CHALLENGE
Work through the data and report how many lines include the string "radar", giving the number alone.

^^^^^^^^

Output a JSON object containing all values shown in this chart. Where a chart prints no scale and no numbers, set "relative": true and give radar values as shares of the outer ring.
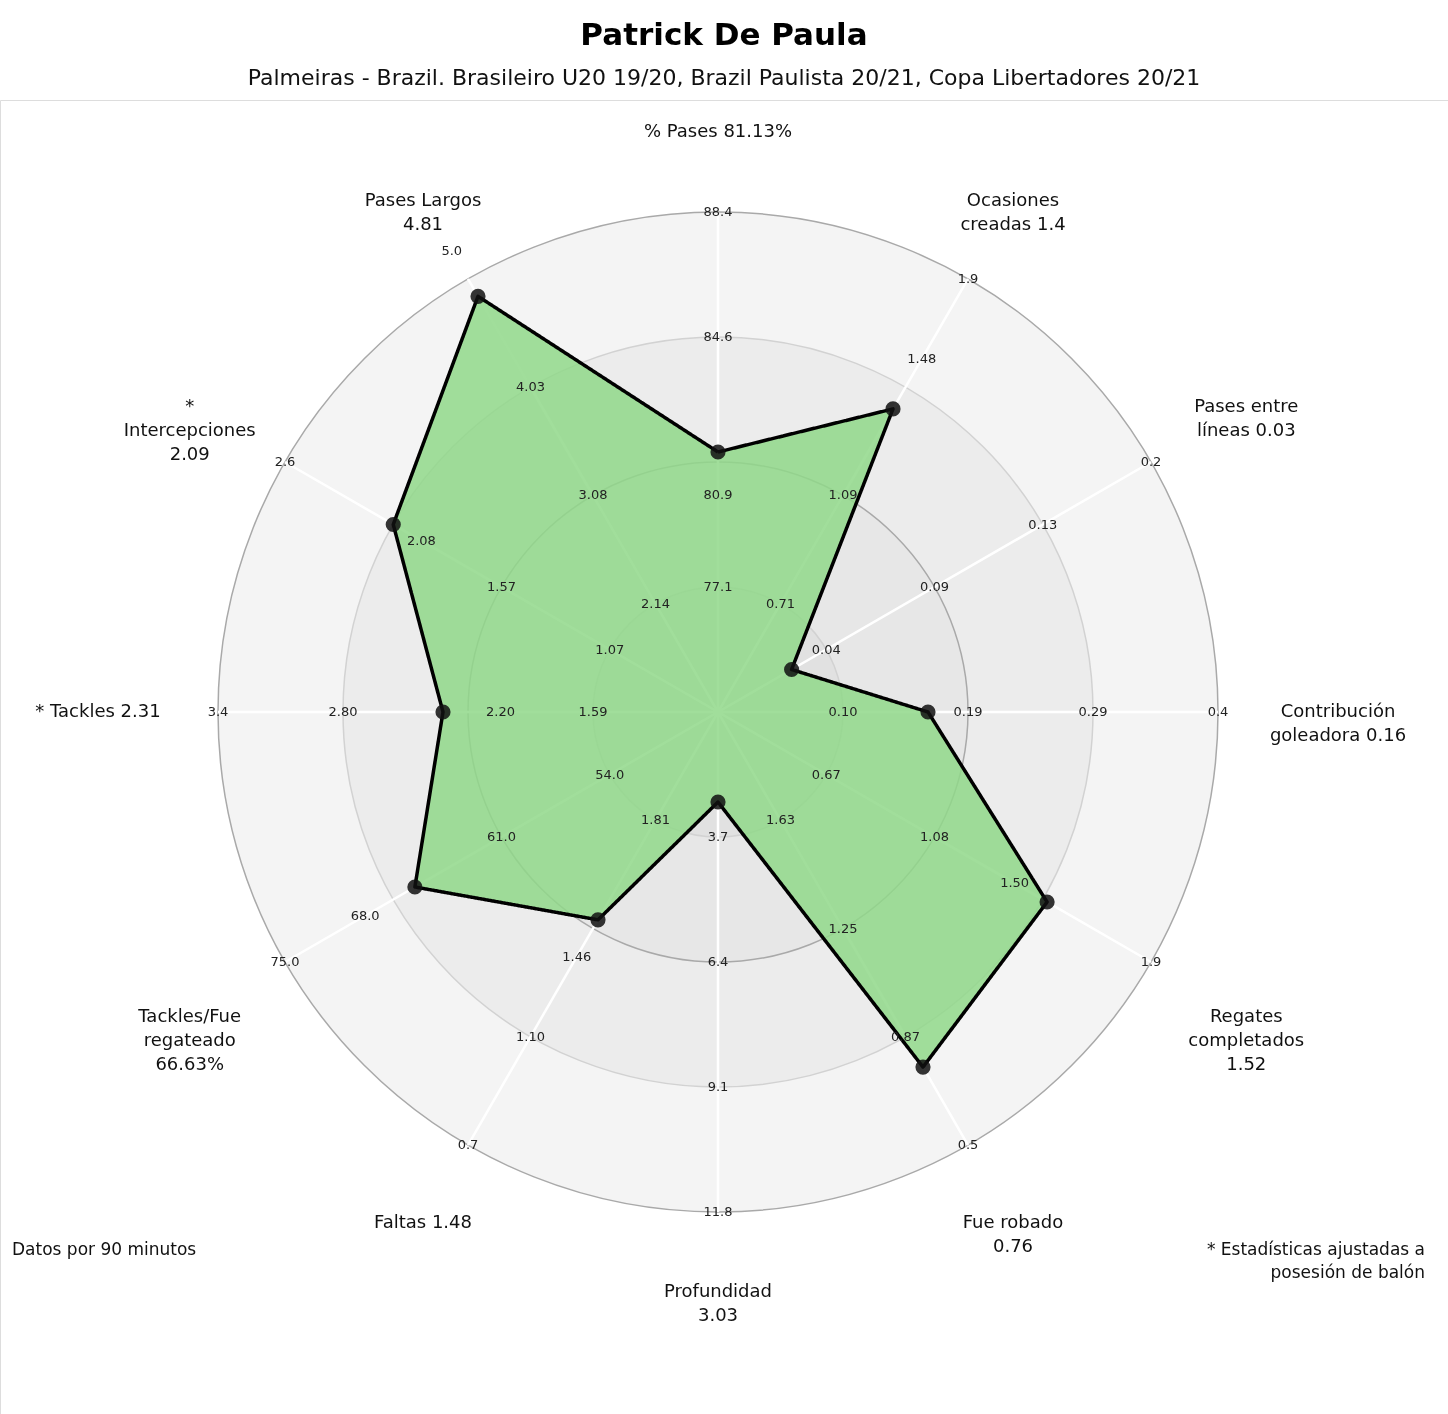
{
  "chart_data": {
    "type": "radar",
    "title": "Patrick De Paula",
    "subtitle": "Palmeiras - Brazil. Brasileiro U20 19/20, Brazil Paulista 20/21, Copa Libertadores 20/21",
    "categories": [
      "% Pases 81.13%",
      "Ocasiones creadas 1.4",
      "Pases entre líneas 0.03",
      "Contribución goleadora 0.16",
      "Regates completados 1.52",
      "Fue robado 0.76",
      "Profundidad 3.03",
      "Faltas 1.48",
      "Tackles/Fue regateado 66.63%",
      "* Tackles 2.31",
      "* Intercepciones 2.09",
      "Pases Largos 4.81"
    ],
    "relative": true,
    "series": [
      {
        "color": "#90d88a",
        "values": [
          0.52,
          0.7,
          0.17,
          0.42,
          0.76,
          0.82,
          0.18,
          0.48,
          0.7,
          0.55,
          0.75,
          0.96
        ]
      }
    ],
    "marker": "circle",
    "grid": true,
    "annotations": [
      "Datos por 90 minutos",
      "* Estadísticas ajustadas a posesión de balón",
      {
        "text": "77.1",
        "x": "% Pases 81.13%"
      },
      {
        "text": "80.9",
        "x": "% Pases 81.13%"
      },
      {
        "text": "84.6",
        "x": "% Pases 81.13%"
      },
      {
        "text": "88.4",
        "x": "% Pases 81.13%"
      },
      {
        "text": "0.71",
        "x": "Ocasiones creadas 1.4"
      },
      {
        "text": "1.09",
        "x": "Ocasiones creadas 1.4"
      },
      {
        "text": "1.48",
        "x": "Ocasiones creadas 1.4"
      },
      {
        "text": "1.9",
        "x": "Ocasiones creadas 1.4"
      },
      {
        "text": "0.04",
        "x": "Pases entre líneas 0.03"
      },
      {
        "text": "0.09",
        "x": "Pases entre líneas 0.03"
      },
      {
        "text": "0.13",
        "x": "Pases entre líneas 0.03"
      },
      {
        "text": "0.2",
        "x": "Pases entre líneas 0.03"
      },
      {
        "text": "0.10",
        "x": "Contribución goleadora 0.16"
      },
      {
        "text": "0.19",
        "x": "Contribución goleadora 0.16"
      },
      {
        "text": "0.29",
        "x": "Contribución goleadora 0.16"
      },
      {
        "text": "0.4",
        "x": "Contribución goleadora 0.16"
      },
      {
        "text": "0.67",
        "x": "Regates completados 1.52"
      },
      {
        "text": "1.08",
        "x": "Regates completados 1.52"
      },
      {
        "text": "1.50",
        "x": "Regates completados 1.52"
      },
      {
        "text": "1.9",
        "x": "Regates completados 1.52"
      },
      {
        "text": "1.63",
        "x": "Fue robado 0.76"
      },
      {
        "text": "1.25",
        "x": "Fue robado 0.76"
      },
      {
        "text": "0.87",
        "x": "Fue robado 0.76"
      },
      {
        "text": "0.5",
        "x": "Fue robado 0.76"
      },
      {
        "text": "3.7",
        "x": "Profundidad 3.03"
      },
      {
        "text": "6.4",
        "x": "Profundidad 3.03"
      },
      {
        "text": "9.1",
        "x": "Profundidad 3.03"
      },
      {
        "text": "11.8",
        "x": "Profundidad 3.03"
      },
      {
        "text": "1.81",
        "x": "Faltas 1.48"
      },
      {
        "text": "1.46",
        "x": "Faltas 1.48"
      },
      {
        "text": "1.10",
        "x": "Faltas 1.48"
      },
      {
        "text": "0.7",
        "x": "Faltas 1.48"
      },
      {
        "text": "54.0",
        "x": "Tackles/Fue regateado 66.63%"
      },
      {
        "text": "61.0",
        "x": "Tackles/Fue regateado 66.63%"
      },
      {
        "text": "68.0",
        "x": "Tackles/Fue regateado 66.63%"
      },
      {
        "text": "75.0",
        "x": "Tackles/Fue regateado 66.63%"
      },
      {
        "text": "1.59",
        "x": "* Tackles 2.31"
      },
      {
        "text": "2.20",
        "x": "* Tackles 2.31"
      },
      {
        "text": "2.80",
        "x": "* Tackles 2.31"
      },
      {
        "text": "3.4",
        "x": "* Tackles 2.31"
      },
      {
        "text": "1.07",
        "x": "* Intercepciones 2.09"
      },
      {
        "text": "1.57",
        "x": "* Intercepciones 2.09"
      },
      {
        "text": "2.08",
        "x": "* Intercepciones 2.09"
      },
      {
        "text": "2.6",
        "x": "* Intercepciones 2.09"
      },
      {
        "text": "2.14",
        "x": "Pases Largos 4.81"
      },
      {
        "text": "3.08",
        "x": "Pases Largos 4.81"
      },
      {
        "text": "4.03",
        "x": "Pases Largos 4.81"
      },
      {
        "text": "5.0",
        "x": "Pases Largos 4.81"
      }
    ]
  }
}
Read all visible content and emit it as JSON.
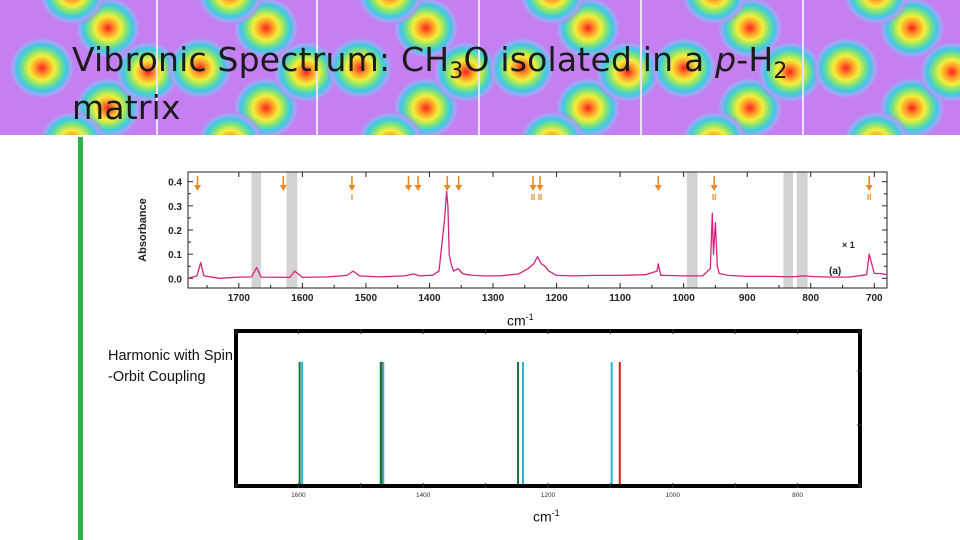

^^^^^^^^

RESPONSE TO THIS EXERCISE
2